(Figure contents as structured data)
* * *

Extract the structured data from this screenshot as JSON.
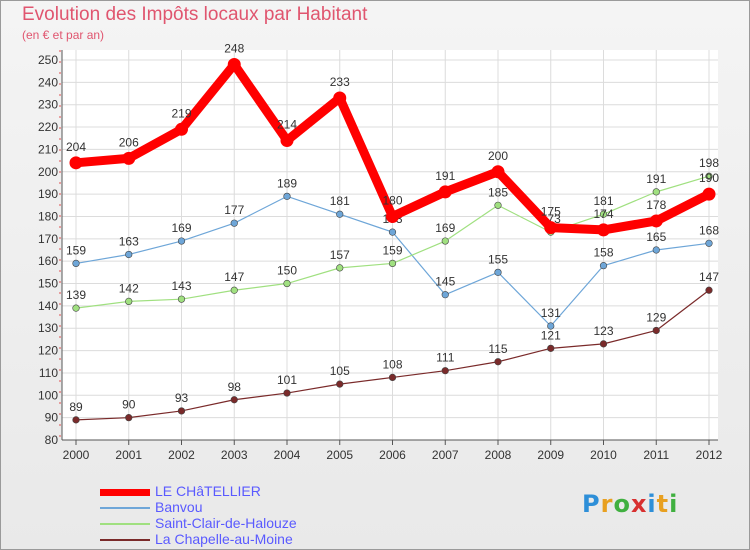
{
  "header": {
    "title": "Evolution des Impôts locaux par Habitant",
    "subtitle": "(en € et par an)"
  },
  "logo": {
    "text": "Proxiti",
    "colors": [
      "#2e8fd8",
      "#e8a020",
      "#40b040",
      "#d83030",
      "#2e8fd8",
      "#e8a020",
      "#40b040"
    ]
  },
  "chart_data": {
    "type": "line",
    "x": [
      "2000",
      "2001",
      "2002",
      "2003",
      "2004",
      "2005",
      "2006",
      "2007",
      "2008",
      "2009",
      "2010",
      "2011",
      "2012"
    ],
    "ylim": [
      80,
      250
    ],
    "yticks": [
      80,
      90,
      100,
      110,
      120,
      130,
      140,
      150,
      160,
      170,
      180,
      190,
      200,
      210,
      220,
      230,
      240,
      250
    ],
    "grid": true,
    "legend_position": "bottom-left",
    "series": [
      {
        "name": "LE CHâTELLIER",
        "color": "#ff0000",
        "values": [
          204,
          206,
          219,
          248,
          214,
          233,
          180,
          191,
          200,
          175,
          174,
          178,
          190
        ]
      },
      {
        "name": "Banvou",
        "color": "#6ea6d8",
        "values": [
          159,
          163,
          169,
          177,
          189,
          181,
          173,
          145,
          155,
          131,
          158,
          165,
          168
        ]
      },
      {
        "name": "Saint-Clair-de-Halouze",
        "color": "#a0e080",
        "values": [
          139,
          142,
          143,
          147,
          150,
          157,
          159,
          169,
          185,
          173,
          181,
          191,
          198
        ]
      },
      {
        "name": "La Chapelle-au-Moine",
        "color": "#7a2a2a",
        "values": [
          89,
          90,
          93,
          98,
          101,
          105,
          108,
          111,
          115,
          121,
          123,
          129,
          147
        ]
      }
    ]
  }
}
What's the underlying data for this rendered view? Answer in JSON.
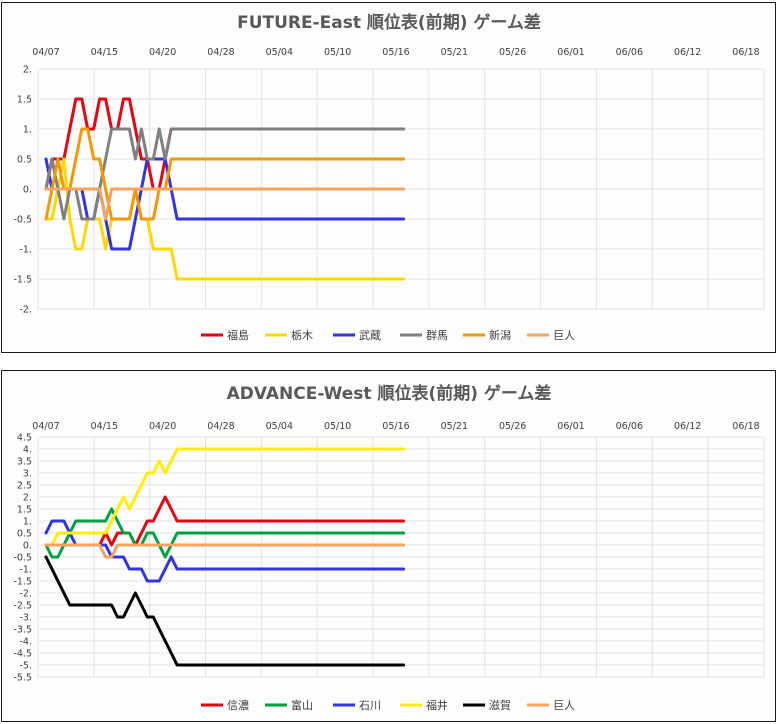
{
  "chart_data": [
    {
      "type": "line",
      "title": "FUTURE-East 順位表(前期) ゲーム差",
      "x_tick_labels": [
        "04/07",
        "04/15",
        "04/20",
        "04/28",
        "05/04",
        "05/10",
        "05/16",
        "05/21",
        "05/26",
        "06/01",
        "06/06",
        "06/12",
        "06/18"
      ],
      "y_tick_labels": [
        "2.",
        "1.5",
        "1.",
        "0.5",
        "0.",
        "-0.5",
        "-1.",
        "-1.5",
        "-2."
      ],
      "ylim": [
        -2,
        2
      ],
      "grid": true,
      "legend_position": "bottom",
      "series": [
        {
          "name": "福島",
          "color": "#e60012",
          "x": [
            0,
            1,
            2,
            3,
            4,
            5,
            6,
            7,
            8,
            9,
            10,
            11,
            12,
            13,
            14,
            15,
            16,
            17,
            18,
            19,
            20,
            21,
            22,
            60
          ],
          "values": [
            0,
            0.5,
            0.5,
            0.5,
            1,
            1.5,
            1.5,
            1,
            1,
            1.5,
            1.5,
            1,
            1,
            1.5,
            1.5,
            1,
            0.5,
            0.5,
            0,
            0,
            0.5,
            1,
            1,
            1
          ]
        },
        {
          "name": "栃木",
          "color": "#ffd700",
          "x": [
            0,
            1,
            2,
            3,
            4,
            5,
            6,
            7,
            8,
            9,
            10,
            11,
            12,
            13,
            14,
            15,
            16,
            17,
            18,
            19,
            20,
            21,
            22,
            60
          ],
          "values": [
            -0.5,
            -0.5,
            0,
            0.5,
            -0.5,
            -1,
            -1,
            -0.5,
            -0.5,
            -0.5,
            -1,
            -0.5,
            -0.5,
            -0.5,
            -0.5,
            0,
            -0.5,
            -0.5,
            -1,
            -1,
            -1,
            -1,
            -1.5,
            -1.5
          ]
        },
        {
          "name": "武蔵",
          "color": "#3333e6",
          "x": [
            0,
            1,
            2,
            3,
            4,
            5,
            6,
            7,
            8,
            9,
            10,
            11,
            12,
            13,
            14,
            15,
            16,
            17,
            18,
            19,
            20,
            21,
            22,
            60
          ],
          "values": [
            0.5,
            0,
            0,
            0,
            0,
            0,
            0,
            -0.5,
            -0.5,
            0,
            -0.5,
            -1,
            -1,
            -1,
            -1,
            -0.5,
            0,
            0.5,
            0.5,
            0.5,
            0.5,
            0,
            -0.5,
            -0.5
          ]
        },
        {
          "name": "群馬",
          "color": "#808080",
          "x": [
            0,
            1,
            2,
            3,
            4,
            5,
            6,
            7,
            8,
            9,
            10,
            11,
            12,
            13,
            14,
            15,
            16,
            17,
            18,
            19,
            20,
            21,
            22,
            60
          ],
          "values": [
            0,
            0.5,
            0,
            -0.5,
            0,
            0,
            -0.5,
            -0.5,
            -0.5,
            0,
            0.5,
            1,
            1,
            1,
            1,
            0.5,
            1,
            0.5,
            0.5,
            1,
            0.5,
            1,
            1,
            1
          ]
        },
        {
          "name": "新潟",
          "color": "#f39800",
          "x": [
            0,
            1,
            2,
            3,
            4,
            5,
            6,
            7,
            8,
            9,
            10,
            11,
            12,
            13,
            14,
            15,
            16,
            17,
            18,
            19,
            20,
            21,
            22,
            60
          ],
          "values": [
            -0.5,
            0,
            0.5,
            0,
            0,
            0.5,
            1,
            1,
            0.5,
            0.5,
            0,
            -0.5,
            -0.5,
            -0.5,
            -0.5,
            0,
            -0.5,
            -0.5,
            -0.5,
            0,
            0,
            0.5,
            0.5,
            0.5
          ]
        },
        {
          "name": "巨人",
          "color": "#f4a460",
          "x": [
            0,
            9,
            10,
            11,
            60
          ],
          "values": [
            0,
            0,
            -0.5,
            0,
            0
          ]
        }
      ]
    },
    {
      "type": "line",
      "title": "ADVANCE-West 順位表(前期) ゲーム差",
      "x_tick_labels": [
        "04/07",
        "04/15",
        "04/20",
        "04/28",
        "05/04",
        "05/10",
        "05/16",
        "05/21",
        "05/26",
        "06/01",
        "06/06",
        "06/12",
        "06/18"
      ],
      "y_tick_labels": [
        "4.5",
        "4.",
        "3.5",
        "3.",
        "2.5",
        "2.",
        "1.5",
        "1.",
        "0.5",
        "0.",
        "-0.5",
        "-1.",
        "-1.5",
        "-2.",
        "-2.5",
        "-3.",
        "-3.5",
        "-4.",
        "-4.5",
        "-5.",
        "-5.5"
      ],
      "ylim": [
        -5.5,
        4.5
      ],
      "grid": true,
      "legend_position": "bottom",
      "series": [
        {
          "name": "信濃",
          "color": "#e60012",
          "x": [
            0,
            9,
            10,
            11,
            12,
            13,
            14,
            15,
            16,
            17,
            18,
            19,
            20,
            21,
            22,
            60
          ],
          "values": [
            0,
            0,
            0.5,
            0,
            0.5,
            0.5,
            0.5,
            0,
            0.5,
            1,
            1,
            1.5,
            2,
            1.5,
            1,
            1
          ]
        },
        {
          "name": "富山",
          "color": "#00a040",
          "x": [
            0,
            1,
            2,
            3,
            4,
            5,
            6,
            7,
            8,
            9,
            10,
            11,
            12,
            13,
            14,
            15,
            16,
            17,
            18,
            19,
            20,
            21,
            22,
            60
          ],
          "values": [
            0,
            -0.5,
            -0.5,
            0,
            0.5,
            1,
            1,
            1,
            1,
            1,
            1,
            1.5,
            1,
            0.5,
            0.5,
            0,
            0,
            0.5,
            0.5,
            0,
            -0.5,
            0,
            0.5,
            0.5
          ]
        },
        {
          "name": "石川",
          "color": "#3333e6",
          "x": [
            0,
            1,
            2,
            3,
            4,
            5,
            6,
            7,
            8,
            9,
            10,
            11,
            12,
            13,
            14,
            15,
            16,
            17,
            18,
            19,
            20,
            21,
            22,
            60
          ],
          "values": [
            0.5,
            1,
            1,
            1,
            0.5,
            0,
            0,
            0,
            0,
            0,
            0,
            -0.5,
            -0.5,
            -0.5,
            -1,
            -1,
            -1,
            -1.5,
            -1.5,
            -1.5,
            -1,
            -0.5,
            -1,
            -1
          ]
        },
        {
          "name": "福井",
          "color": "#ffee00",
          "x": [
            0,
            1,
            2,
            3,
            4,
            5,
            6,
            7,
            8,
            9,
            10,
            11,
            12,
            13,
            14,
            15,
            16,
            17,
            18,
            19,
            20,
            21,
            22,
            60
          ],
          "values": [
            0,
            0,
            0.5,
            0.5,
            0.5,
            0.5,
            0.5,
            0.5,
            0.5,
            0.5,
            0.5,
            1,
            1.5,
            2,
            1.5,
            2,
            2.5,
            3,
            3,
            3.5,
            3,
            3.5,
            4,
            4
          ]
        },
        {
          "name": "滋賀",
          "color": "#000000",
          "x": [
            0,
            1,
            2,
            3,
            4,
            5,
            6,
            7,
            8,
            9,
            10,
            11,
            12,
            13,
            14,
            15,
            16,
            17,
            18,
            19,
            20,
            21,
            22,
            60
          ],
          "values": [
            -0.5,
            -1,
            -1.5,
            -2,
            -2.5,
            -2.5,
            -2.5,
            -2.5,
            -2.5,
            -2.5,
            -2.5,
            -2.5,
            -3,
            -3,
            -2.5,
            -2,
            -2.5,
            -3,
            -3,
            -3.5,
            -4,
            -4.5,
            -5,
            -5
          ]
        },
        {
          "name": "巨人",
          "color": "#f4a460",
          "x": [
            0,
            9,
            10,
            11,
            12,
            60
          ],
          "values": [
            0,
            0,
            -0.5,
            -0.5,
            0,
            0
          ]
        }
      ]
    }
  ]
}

* * *

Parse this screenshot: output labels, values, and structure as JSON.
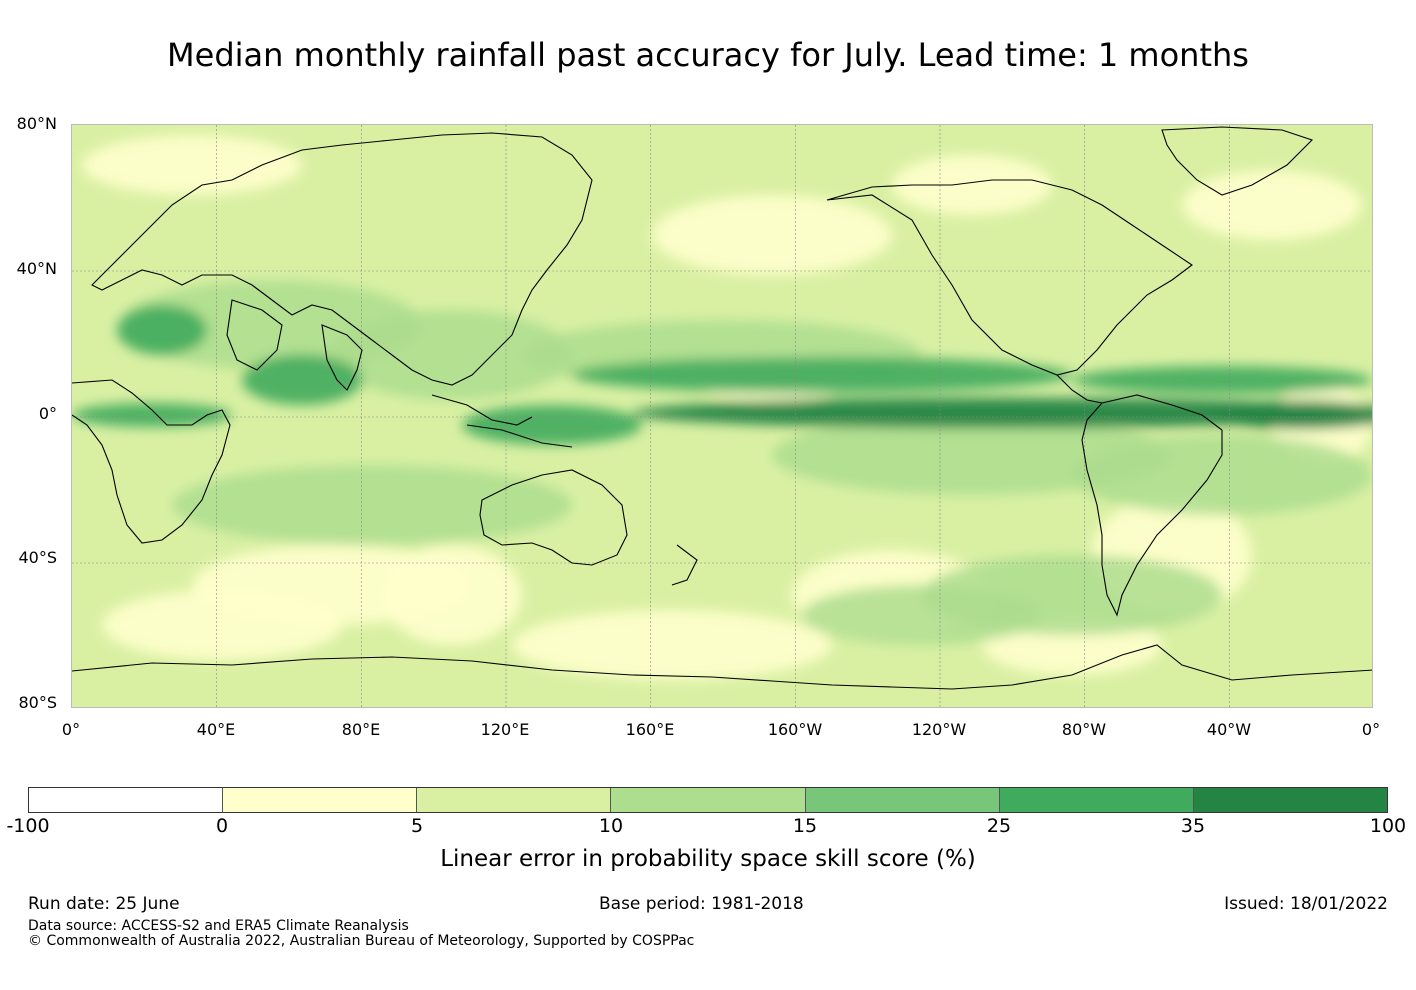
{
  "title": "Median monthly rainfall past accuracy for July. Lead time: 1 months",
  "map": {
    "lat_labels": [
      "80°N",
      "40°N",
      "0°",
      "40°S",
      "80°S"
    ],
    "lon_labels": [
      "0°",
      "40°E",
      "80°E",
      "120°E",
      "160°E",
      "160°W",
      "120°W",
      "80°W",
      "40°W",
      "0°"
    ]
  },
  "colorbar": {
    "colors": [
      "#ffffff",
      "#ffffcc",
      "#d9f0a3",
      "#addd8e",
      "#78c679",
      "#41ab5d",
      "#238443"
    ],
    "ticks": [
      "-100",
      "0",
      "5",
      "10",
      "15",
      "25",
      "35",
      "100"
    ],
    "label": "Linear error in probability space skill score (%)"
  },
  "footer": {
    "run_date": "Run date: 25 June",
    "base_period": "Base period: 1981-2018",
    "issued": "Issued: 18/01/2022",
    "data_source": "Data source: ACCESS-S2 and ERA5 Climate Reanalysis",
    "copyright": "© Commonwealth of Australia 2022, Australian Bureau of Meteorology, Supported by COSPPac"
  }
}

* * *

**Work required**: In the listing, find every line containing the word "screenshot" and list it.

**Finished answer**:
Extract the structured data from this screenshot as JSON.
Parse this screenshot: output labels, values, and structure as JSON.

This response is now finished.